→ **Written instruction**:
Count the lines that include the string "material", and give only that number.

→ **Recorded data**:
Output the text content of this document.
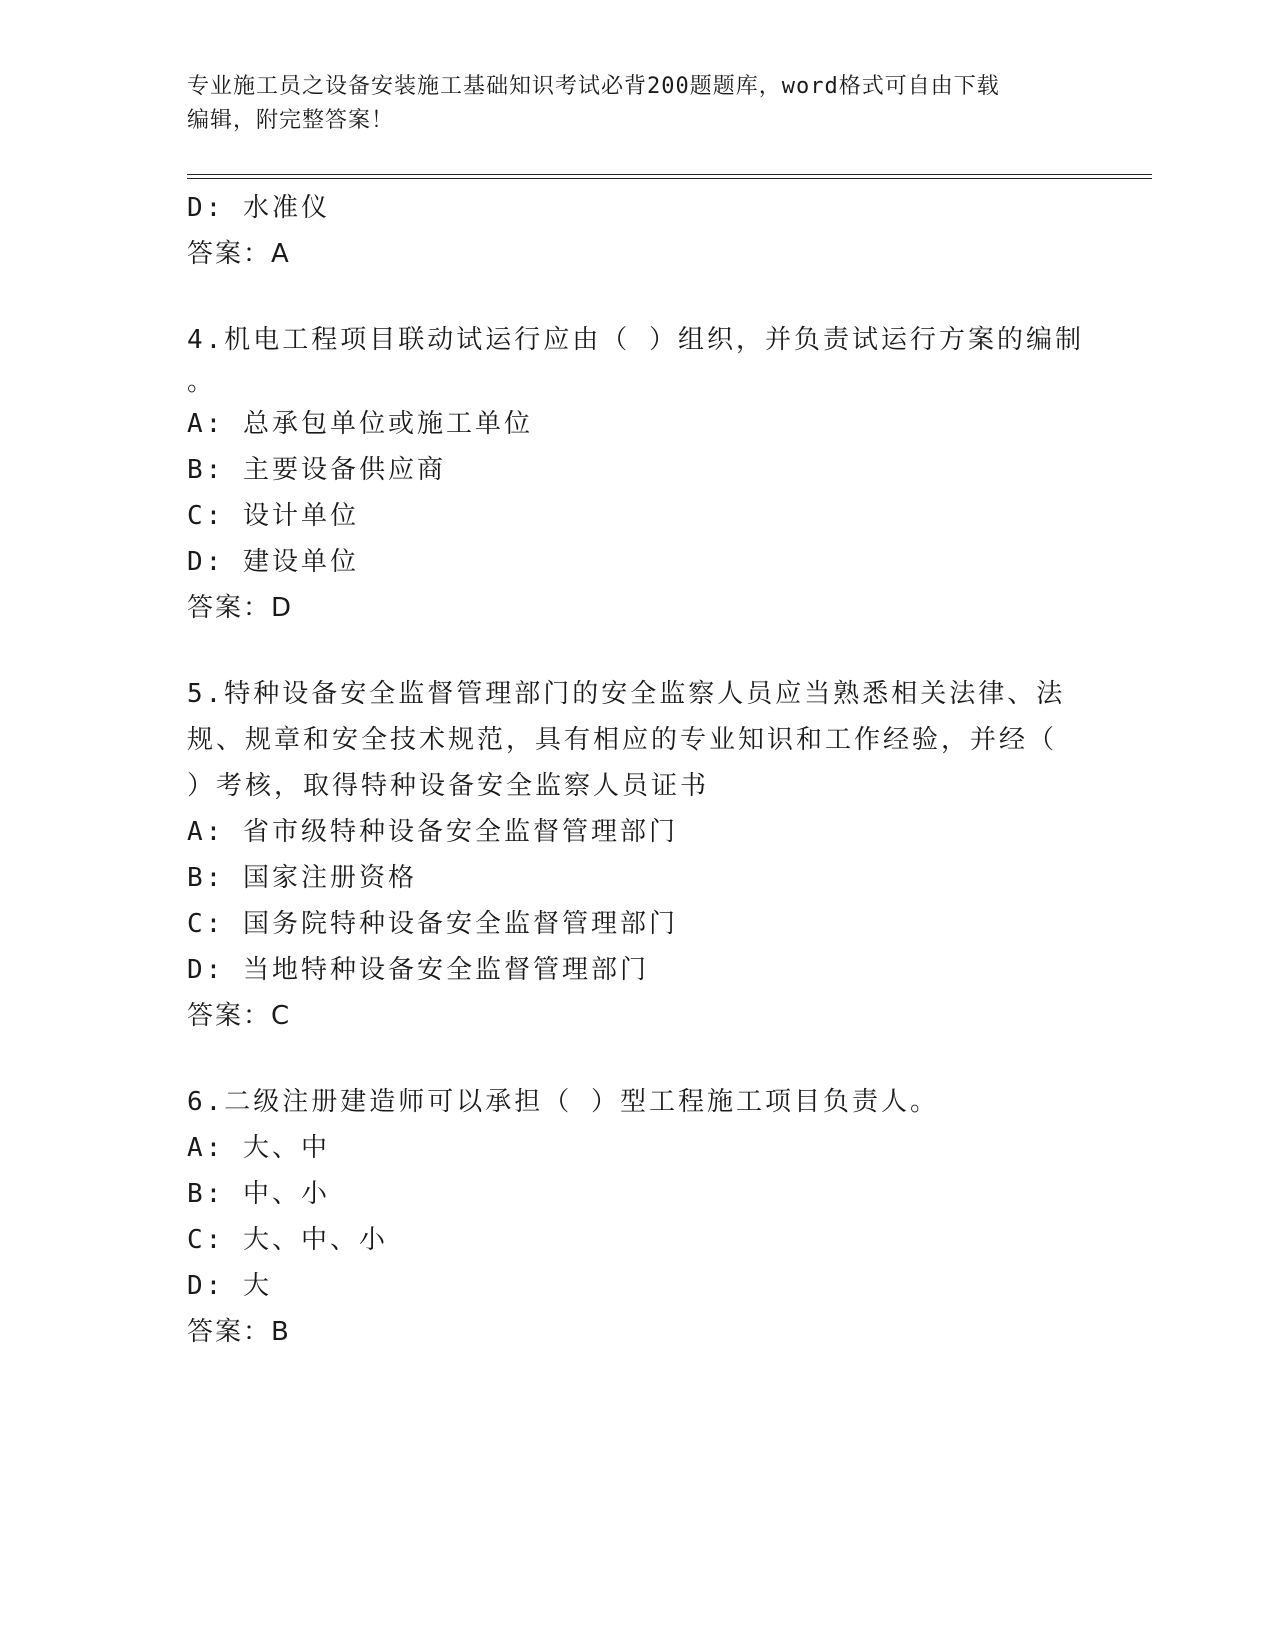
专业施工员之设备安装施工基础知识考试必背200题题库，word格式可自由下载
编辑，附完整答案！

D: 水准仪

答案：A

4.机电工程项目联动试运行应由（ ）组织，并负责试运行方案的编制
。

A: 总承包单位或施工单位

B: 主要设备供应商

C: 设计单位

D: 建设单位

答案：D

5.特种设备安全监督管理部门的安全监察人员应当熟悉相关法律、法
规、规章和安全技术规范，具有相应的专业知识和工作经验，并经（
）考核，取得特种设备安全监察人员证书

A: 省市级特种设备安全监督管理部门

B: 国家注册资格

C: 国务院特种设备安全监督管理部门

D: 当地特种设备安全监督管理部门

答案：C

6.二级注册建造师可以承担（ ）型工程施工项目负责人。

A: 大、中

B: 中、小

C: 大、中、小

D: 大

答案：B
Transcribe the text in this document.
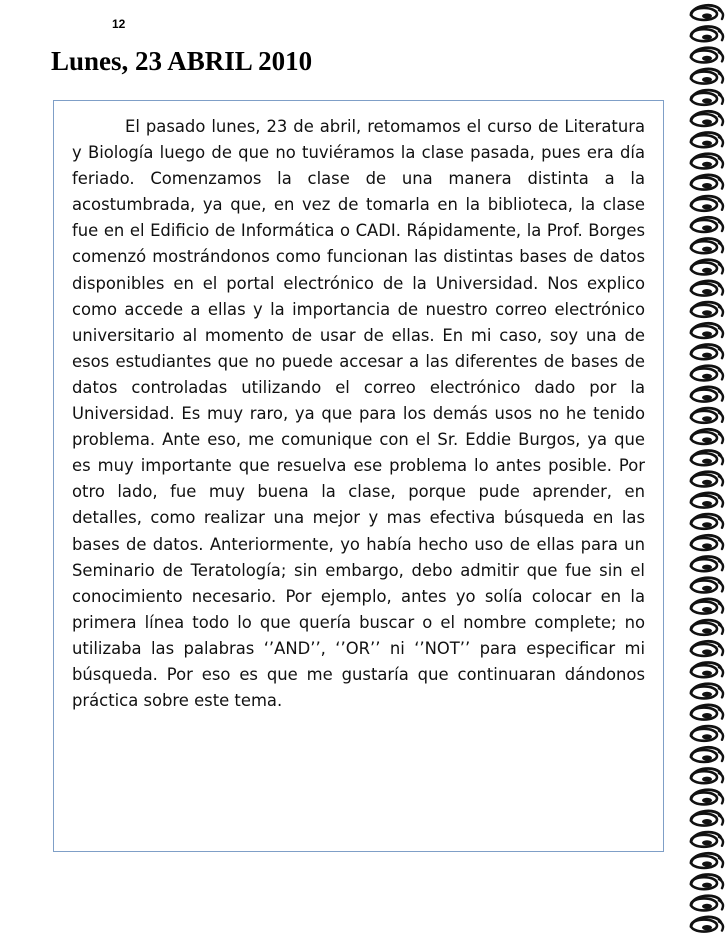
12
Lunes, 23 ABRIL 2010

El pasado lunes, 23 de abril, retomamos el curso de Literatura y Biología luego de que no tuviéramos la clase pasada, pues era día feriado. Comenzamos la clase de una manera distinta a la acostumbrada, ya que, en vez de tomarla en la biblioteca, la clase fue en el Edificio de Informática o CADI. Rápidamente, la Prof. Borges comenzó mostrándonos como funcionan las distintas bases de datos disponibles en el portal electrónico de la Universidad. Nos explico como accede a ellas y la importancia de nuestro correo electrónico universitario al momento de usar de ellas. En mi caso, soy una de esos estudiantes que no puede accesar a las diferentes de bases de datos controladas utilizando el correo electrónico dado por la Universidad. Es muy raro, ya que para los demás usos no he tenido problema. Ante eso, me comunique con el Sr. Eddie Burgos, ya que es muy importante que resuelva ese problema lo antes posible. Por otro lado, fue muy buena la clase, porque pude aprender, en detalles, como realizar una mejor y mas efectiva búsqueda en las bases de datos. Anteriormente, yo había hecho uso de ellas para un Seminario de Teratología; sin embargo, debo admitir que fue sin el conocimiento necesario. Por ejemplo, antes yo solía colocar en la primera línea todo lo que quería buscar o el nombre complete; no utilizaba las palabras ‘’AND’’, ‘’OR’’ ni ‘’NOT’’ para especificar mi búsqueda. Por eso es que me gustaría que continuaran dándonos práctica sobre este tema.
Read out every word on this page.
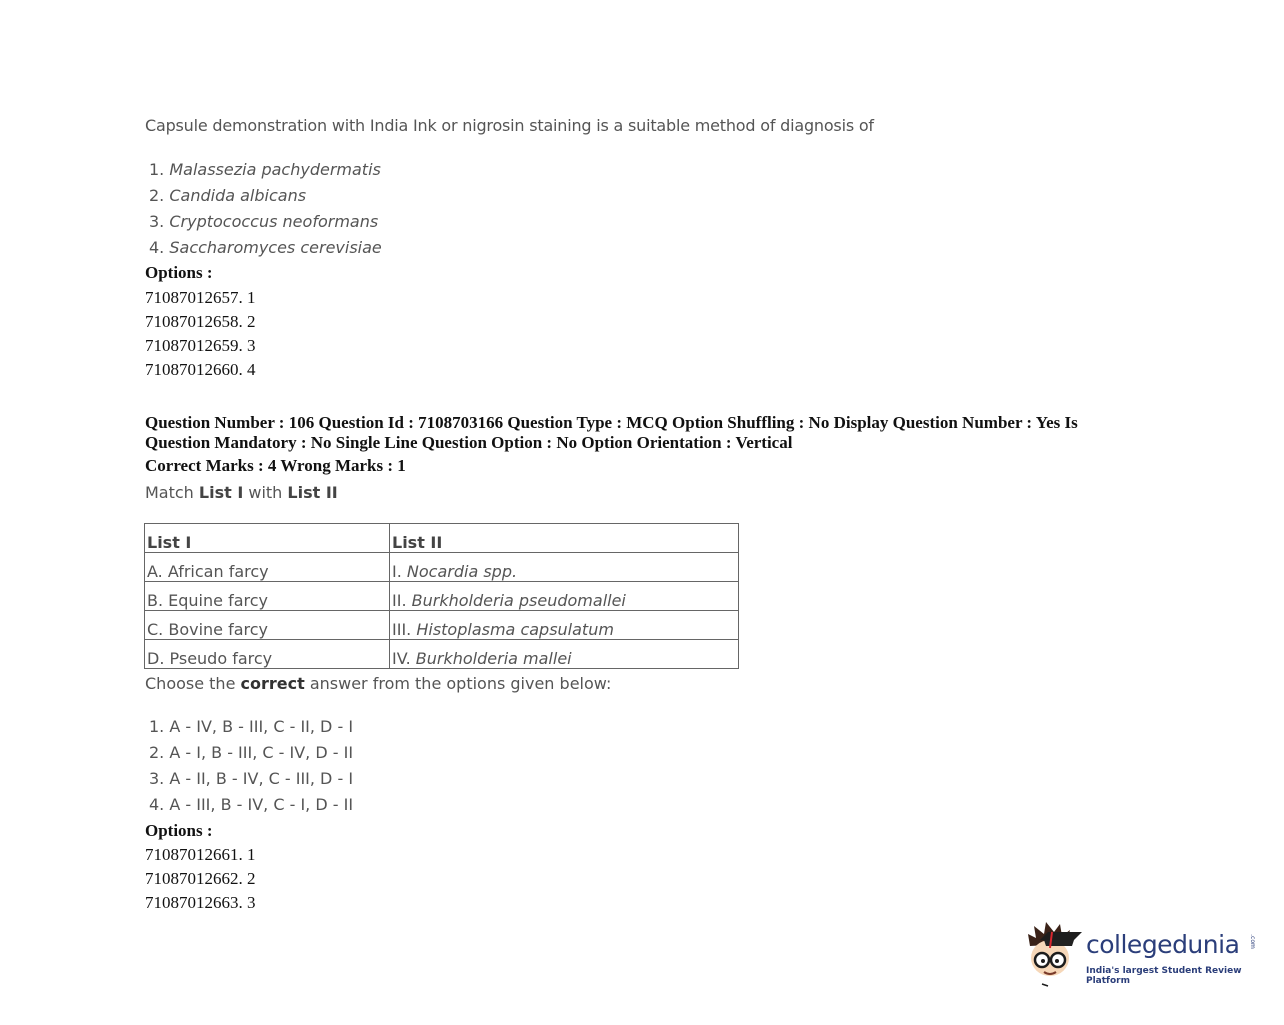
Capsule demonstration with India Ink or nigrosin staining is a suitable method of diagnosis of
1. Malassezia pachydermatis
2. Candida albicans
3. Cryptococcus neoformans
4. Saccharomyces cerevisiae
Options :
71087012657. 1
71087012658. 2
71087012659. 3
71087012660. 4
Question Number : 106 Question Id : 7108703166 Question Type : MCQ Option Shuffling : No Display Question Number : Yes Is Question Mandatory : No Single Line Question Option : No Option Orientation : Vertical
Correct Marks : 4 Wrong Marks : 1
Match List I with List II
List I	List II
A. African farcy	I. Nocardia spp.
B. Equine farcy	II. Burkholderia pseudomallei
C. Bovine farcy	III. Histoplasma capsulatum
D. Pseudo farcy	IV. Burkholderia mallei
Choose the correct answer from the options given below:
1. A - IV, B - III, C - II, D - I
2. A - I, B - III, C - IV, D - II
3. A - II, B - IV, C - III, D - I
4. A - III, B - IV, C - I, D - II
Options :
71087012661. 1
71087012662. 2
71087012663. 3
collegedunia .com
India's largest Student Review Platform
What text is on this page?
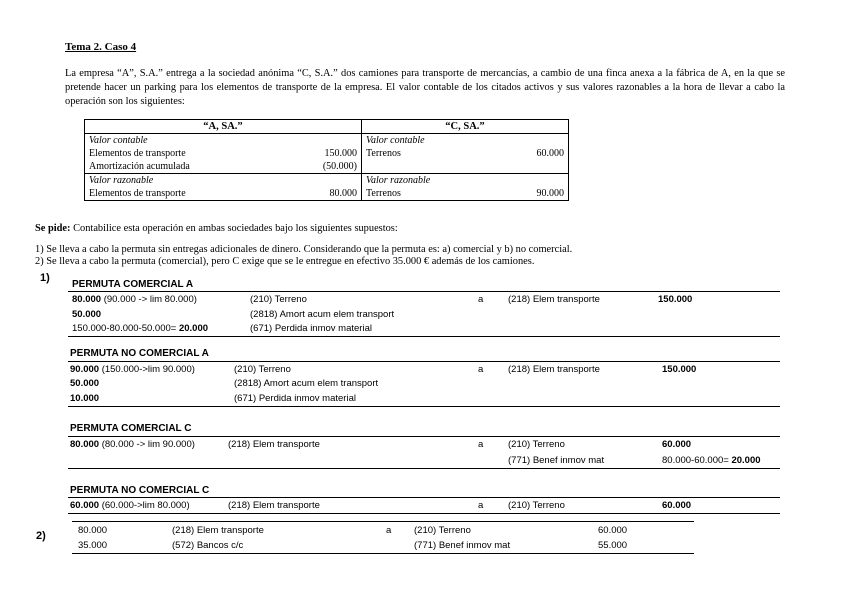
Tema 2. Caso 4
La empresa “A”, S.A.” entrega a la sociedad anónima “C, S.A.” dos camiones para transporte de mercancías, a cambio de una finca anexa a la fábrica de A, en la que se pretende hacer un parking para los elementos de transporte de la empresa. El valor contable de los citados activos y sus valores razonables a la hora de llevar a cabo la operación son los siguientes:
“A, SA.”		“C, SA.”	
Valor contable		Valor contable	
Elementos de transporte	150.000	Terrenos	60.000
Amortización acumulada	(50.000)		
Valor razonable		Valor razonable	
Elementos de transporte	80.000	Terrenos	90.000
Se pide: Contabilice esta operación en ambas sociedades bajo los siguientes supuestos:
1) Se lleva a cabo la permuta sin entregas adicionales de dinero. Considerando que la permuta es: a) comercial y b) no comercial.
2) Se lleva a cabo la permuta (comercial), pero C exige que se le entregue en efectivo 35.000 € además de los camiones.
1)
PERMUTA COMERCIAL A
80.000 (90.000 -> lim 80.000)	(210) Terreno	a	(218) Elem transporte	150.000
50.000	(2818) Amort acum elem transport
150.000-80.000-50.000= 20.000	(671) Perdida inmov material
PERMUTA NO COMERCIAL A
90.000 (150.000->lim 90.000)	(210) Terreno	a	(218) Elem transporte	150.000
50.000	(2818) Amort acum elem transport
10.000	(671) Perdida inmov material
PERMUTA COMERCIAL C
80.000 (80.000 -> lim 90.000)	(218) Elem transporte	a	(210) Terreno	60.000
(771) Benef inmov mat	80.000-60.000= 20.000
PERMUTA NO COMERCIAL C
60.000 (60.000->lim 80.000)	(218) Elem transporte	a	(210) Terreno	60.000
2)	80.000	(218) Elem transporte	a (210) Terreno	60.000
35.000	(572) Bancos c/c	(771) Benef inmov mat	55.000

→ **Full response**:
2